**SUPPLIED PASSAGE**:
***

# Looking for salmon recipe



## trevdog74 (Sep 17, 2019)

I am looking for a salmon recipe that was posted some time ago. I believe the recipe was by someone by the name of Kaimak or something similar. Been searching around but without any luck. Any help would be greatly appreciated!


----------



## Smokinoak (Sep 17, 2019)

Did you want a hot smoke cooked recipe or gra v lox?


----------



## Smokinoak (Sep 17, 2019)

James Cardinali said:


> Did you want a hot smoke cooked recipe or gra v lox?


----------



## Smokinoak (Sep 17, 2019)

Did you want a cooked salmon recipe or did you want the cured method. (Grav lox)


----------



## chef jimmyj (Sep 17, 2019)

Could you mean DaveOmak?...JJ


----------



## trevdog74 (Sep 18, 2019)

chef jimmyj said:


> Could you mean DaveOmak?...JJ


Might have been. Sorry it's hard to remember.


----------



## trevdog74 (Sep 18, 2019)

James Cardinali said:


> Did you want a cooked salmon recipe or did you want the cured method. (Grav lox)


From what I recall it was a hot smoked recipie that almost looked candied. Thanx for the response.


----------



## chef jimmyj (Sep 18, 2019)

Here is two versions. One from here and Jeff's from his other site. A search will yield others...JJ

https://www.smokingmeatforums.com/threads/candied-salmon.267621/#post-1746896

https://www.smoking-meat.com/january-23-2014-smoked-salmon-candy


----------



## trevdog74 (Sep 18, 2019)

chef jimmyj said:


> Here is two versions. One from here and Jeff's from his other site. A search will yield others...JJ
> 
> https://www.smokingmeatforums.com/threads/candied-salmon.267621/#post-1746896
> 
> https://www.smoking-meat.com/january-23-2014-smoked-salmon-candy


The second one sounds similar to what I was looking for. I will give this one a go.
Thanx for the help!


----------



## trevdog74 (Sep 19, 2019)

Thanx again guys. The recipe was from Kummok that I was looking for.


----------



## CZN (Sep 25, 2019)

trevdog74 said:


> Thanx again guys. The recipe was from Kummok that I was looking for.


Did you find Kummok's recipe?? Ive used it before and it produces good tasting fish.

 Kummok's Smoked Salmon Recipe

Step 1: PREPARE FISH
Filet salmon. Leave skin on. REMOVE ALL BONES (Very important for excellence!)

***

(Extracted records)
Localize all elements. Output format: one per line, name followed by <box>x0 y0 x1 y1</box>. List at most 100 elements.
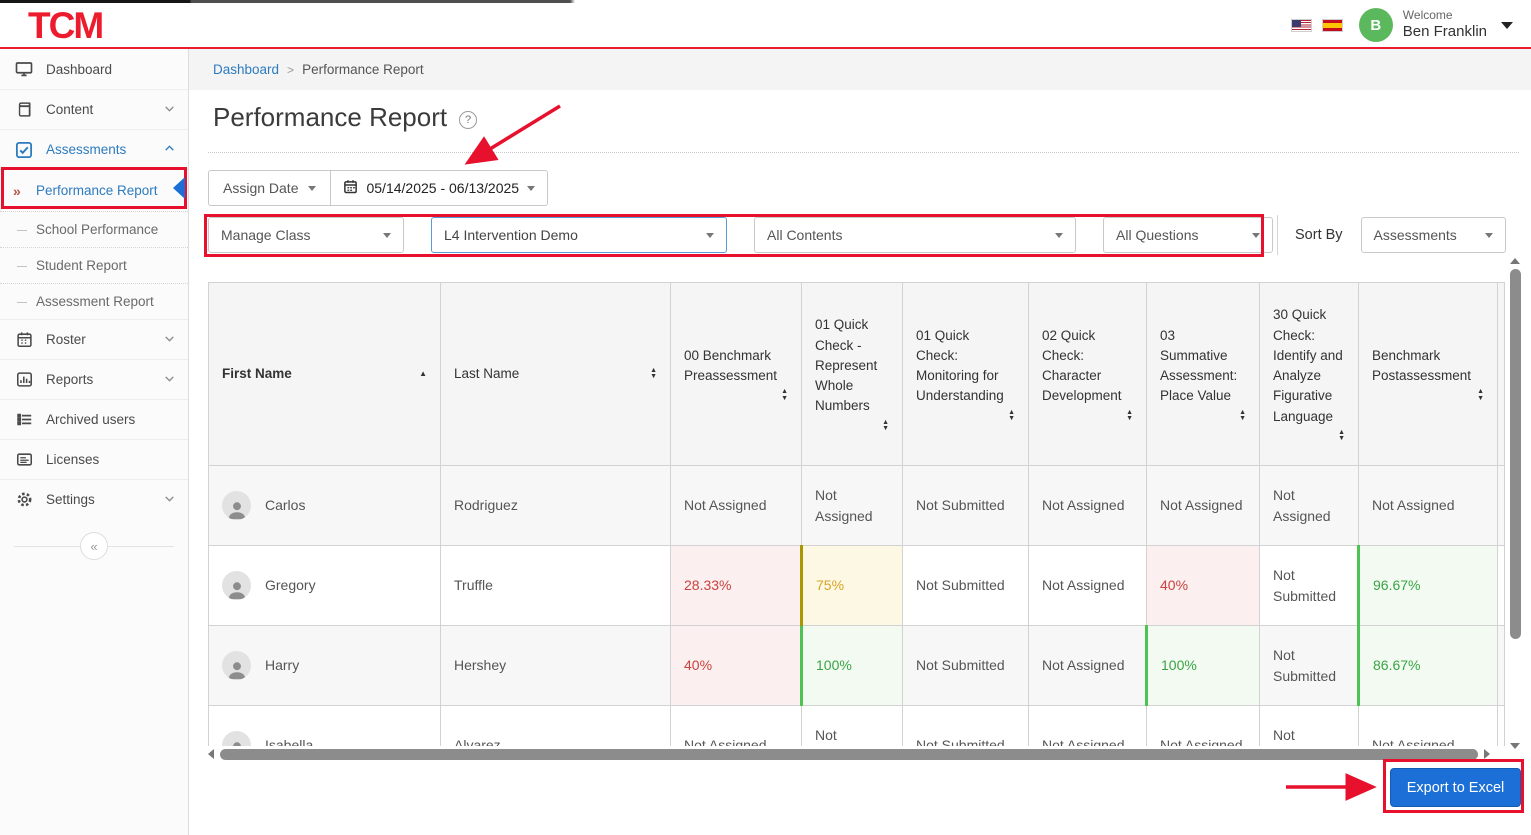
column-header[interactable]: 30 Quick Check: Identify and Analyze Fig… <box>1260 283 1359 466</box>
sort-by-value: Assessments <box>1374 227 1457 243</box>
assign-date-label: Assign Date <box>223 180 298 196</box>
sidebar-item-content[interactable]: Content <box>0 89 188 129</box>
manage-class-dropdown[interactable]: Manage Class <box>208 217 404 253</box>
sidebar-item-school-performance[interactable]: School Performance <box>0 211 188 247</box>
sidebar-item-label: Settings <box>46 492 163 507</box>
student-avatar-icon <box>222 651 251 680</box>
score-cell: Not Assigned <box>1260 706 1359 747</box>
performance-table: First Name▲Last Name▲▼00 Benchmark Preas… <box>208 282 1505 746</box>
sidebar-subitem-label: Performance Report <box>36 183 158 198</box>
score-cell: Not Assigned <box>671 466 802 546</box>
breadcrumb-dashboard-link[interactable]: Dashboard <box>213 62 279 77</box>
help-icon[interactable]: ? <box>459 111 477 129</box>
assign-date-dropdown[interactable]: Assign Date <box>208 170 330 206</box>
last-name-cell: Rodriguez <box>441 466 671 546</box>
active-item-marker-icon: » <box>13 183 21 199</box>
chevron-down-icon <box>163 102 176 118</box>
table-row: IsabellaAlvarezNot AssignedNot AssignedN… <box>209 706 1505 747</box>
calendar-icon <box>343 179 358 197</box>
sidebar-item-reports[interactable]: Reports <box>0 359 188 399</box>
sort-icon: ▲▼ <box>882 420 889 433</box>
sidebar-collapse-button[interactable]: « <box>80 532 108 560</box>
score-cell: Not Submitted <box>903 466 1029 546</box>
monitor-icon <box>15 60 33 78</box>
divider <box>1277 215 1278 255</box>
chevron-down-icon <box>163 332 176 348</box>
first-name-text: Gregory <box>265 575 316 595</box>
column-header[interactable]: 01 Quick Check: Monitoring for Understan… <box>903 283 1029 466</box>
sidebar-item-licenses[interactable]: Licenses <box>0 439 188 479</box>
user-avatar[interactable]: B <box>1359 8 1393 42</box>
score-cell: Not Assigned <box>802 706 903 747</box>
sort-by-dropdown[interactable]: Assessments <box>1361 217 1506 253</box>
column-label: 30 Quick Check: Identify and Analyze Fig… <box>1273 305 1345 427</box>
caret-down-icon <box>1252 233 1260 238</box>
scroll-down-arrow-icon[interactable] <box>1510 743 1520 749</box>
score-cell: Not Assigned <box>1029 706 1147 747</box>
filters-row: Manage Class L4 Intervention Demo All Co… <box>208 217 1273 253</box>
vertical-scrollbar-thumb[interactable] <box>1510 269 1521 639</box>
sidebar-item-archived-users[interactable]: Archived users <box>0 399 188 439</box>
sidebar-item-label: Content <box>46 102 163 117</box>
app-logo[interactable]: TCM <box>28 7 102 44</box>
export-to-excel-button[interactable]: Export to Excel <box>1390 768 1521 807</box>
table-header-row: First Name▲Last Name▲▼00 Benchmark Preas… <box>209 283 1505 466</box>
sort-icon: ▲▼ <box>1477 389 1484 402</box>
sidebar-item-performance-report[interactable]: » Performance Report <box>0 169 188 211</box>
sidebar-item-dashboard[interactable]: Dashboard <box>0 49 188 89</box>
scroll-up-arrow-icon[interactable] <box>1510 258 1520 264</box>
sort-ascending-icon: ▲ <box>419 368 427 380</box>
welcome-label: Welcome <box>1403 8 1487 23</box>
score-cell: 75% <box>802 546 903 626</box>
contents-value: All Contents <box>767 227 842 243</box>
score-cell: Not Assigned <box>1147 466 1260 546</box>
questions-dropdown[interactable]: All Questions <box>1103 217 1273 253</box>
score-cell: 100% <box>802 626 903 706</box>
assign-date-filter: Assign Date 05/14/2025 - 06/13/2025 <box>208 170 548 206</box>
column-header[interactable]: Last Name▲▼ <box>441 283 671 466</box>
sidebar-item-assessments[interactable]: Assessments <box>0 129 188 169</box>
sidebar-subitem-label: Student Report <box>36 258 127 273</box>
table-row: GregoryTruffle28.33%75%Not SubmittedNot … <box>209 546 1505 626</box>
caret-down-icon <box>383 233 391 238</box>
column-header[interactable]: First Name▲ <box>209 283 441 466</box>
column-header[interactable]: 00 Benchmark Preassessment▲▼ <box>671 283 802 466</box>
breadcrumb-separator: > <box>287 63 294 77</box>
sidebar-item-roster[interactable]: Roster <box>0 319 188 359</box>
divider <box>208 152 1519 153</box>
first-name-cell: Gregory <box>209 546 441 626</box>
user-menu-caret-icon[interactable] <box>1501 22 1513 29</box>
scroll-left-arrow-icon[interactable] <box>208 749 214 759</box>
vertical-scrollbar[interactable] <box>1509 258 1521 749</box>
language-us-flag-icon[interactable] <box>1291 19 1312 32</box>
first-name-text: Harry <box>265 655 299 675</box>
scroll-right-arrow-icon[interactable] <box>1484 749 1490 759</box>
score-cell: 100% <box>1147 626 1260 706</box>
language-es-flag-icon[interactable] <box>1322 19 1343 32</box>
sidebar-item-student-report[interactable]: Student Report <box>0 247 188 283</box>
sidebar-item-label: Archived users <box>46 412 176 427</box>
chevron-up-icon <box>163 142 176 158</box>
caret-down-icon <box>527 186 535 191</box>
column-header[interactable]: 03 Summative Assessment: Place Value▲▼ <box>1147 283 1260 466</box>
sidebar-item-settings[interactable]: Settings <box>0 479 188 519</box>
performance-table-container: First Name▲Last Name▲▼00 Benchmark Preas… <box>208 282 1505 746</box>
caret-down-icon <box>706 233 714 238</box>
gear-icon <box>15 491 33 509</box>
sidebar-item-assessment-report[interactable]: Assessment Report <box>0 283 188 319</box>
contents-dropdown[interactable]: All Contents <box>754 217 1076 253</box>
horizontal-scrollbar[interactable] <box>208 748 1504 760</box>
class-select-dropdown[interactable]: L4 Intervention Demo <box>431 217 727 253</box>
header-user-area: B Welcome Ben Franklin <box>1291 8 1513 42</box>
column-label: Last Name <box>454 364 519 384</box>
column-header[interactable]: 01 Quick Check - Represent Whole Numbers… <box>802 283 903 466</box>
column-label: 02 Quick Check: Character Development <box>1042 326 1133 407</box>
questions-value: All Questions <box>1116 227 1198 243</box>
column-header[interactable]: 02 Quick Check: Character Development▲▼ <box>1029 283 1147 466</box>
score-cell: Not Assigned <box>802 466 903 546</box>
horizontal-scrollbar-thumb[interactable] <box>220 749 1478 760</box>
student-avatar-icon <box>222 571 251 600</box>
column-header[interactable]: Benchmark Postassessment▲▼ <box>1359 283 1498 466</box>
chevron-down-icon <box>163 492 176 508</box>
date-range-picker[interactable]: 05/14/2025 - 06/13/2025 <box>330 170 548 206</box>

***

**AIM**:
Answer these questions about the salmon recipe thread:
(a) Which name did chef jimmyj suggest the original poster might have meant?
(b) How did trevdog74 describe the recipe being sought when asked whether it was cooked or cured?
(c) According to trevdog74's post of Sep 19, 2019, whose recipe was it?

**THE OUTPUT**:
(a) DaveOmak.
(b) As a hot smoked recipe that almost looked candied.
(c) Kummok's.